→ **TASK REQUIREMENTS**: Write every line out verbatim and omit the pictures.

→ **DATA FOR THIS EXERCISE**:
· · · · ·
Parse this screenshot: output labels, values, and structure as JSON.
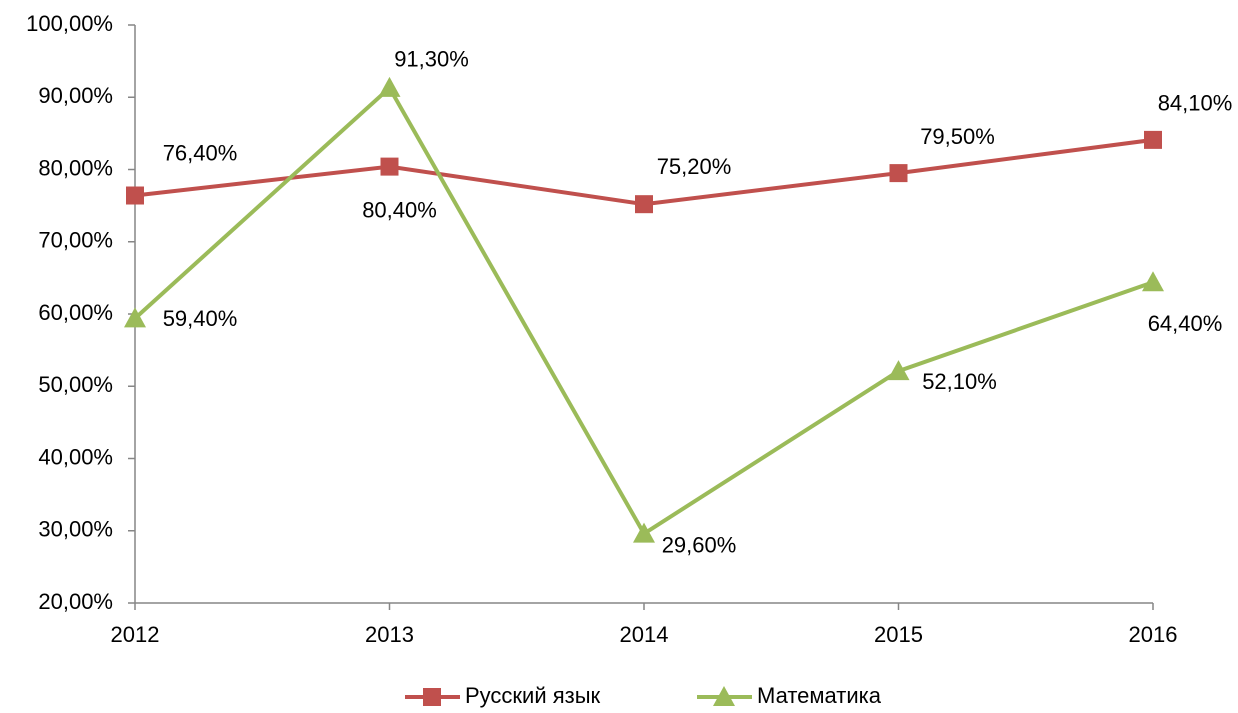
{
  "chart_data": {
    "type": "line",
    "categories": [
      "2012",
      "2013",
      "2014",
      "2015",
      "2016"
    ],
    "series": [
      {
        "name": "Русский язык",
        "color": "#c0504d",
        "marker": "square",
        "values": [
          76.4,
          80.4,
          75.2,
          79.5,
          84.1
        ],
        "value_labels": [
          "76,40%",
          "80,40%",
          "75,20%",
          "79,50%",
          "84,10%"
        ]
      },
      {
        "name": "Математика",
        "color": "#9bbb59",
        "marker": "triangle",
        "values": [
          59.4,
          91.3,
          29.6,
          52.1,
          64.4
        ],
        "value_labels": [
          "59,40%",
          "91,30%",
          "29,60%",
          "52,10%",
          "64,40%"
        ]
      }
    ],
    "ylim": [
      20,
      100
    ],
    "yticks": [
      {
        "value": 20,
        "label": "20,00%"
      },
      {
        "value": 30,
        "label": "30,00%"
      },
      {
        "value": 40,
        "label": "40,00%"
      },
      {
        "value": 50,
        "label": "50,00%"
      },
      {
        "value": 60,
        "label": "60,00%"
      },
      {
        "value": 70,
        "label": "70,00%"
      },
      {
        "value": 80,
        "label": "80,00%"
      },
      {
        "value": 90,
        "label": "90,00%"
      },
      {
        "value": 100,
        "label": "100,00%"
      }
    ],
    "grid": false,
    "legend": "bottom"
  }
}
· · · · ·
→ **FINAL ANSWER**:
Parse this screenshot: output labels, values, and structure as JSON.
{
  "chart_data": {
    "type": "line",
    "categories": [
      "2012",
      "2013",
      "2014",
      "2015",
      "2016"
    ],
    "series": [
      {
        "name": "Русский язык",
        "color": "#c0504d",
        "marker": "square",
        "values": [
          76.4,
          80.4,
          75.2,
          79.5,
          84.1
        ],
        "value_labels": [
          "76,40%",
          "80,40%",
          "75,20%",
          "79,50%",
          "84,10%"
        ]
      },
      {
        "name": "Математика",
        "color": "#9bbb59",
        "marker": "triangle",
        "values": [
          59.4,
          91.3,
          29.6,
          52.1,
          64.4
        ],
        "value_labels": [
          "59,40%",
          "91,30%",
          "29,60%",
          "52,10%",
          "64,40%"
        ]
      }
    ],
    "ylim": [
      20,
      100
    ],
    "yticks": [
      {
        "value": 20,
        "label": "20,00%"
      },
      {
        "value": 30,
        "label": "30,00%"
      },
      {
        "value": 40,
        "label": "40,00%"
      },
      {
        "value": 50,
        "label": "50,00%"
      },
      {
        "value": 60,
        "label": "60,00%"
      },
      {
        "value": 70,
        "label": "70,00%"
      },
      {
        "value": 80,
        "label": "80,00%"
      },
      {
        "value": 90,
        "label": "90,00%"
      },
      {
        "value": 100,
        "label": "100,00%"
      }
    ],
    "grid": false,
    "legend": "bottom"
  }
}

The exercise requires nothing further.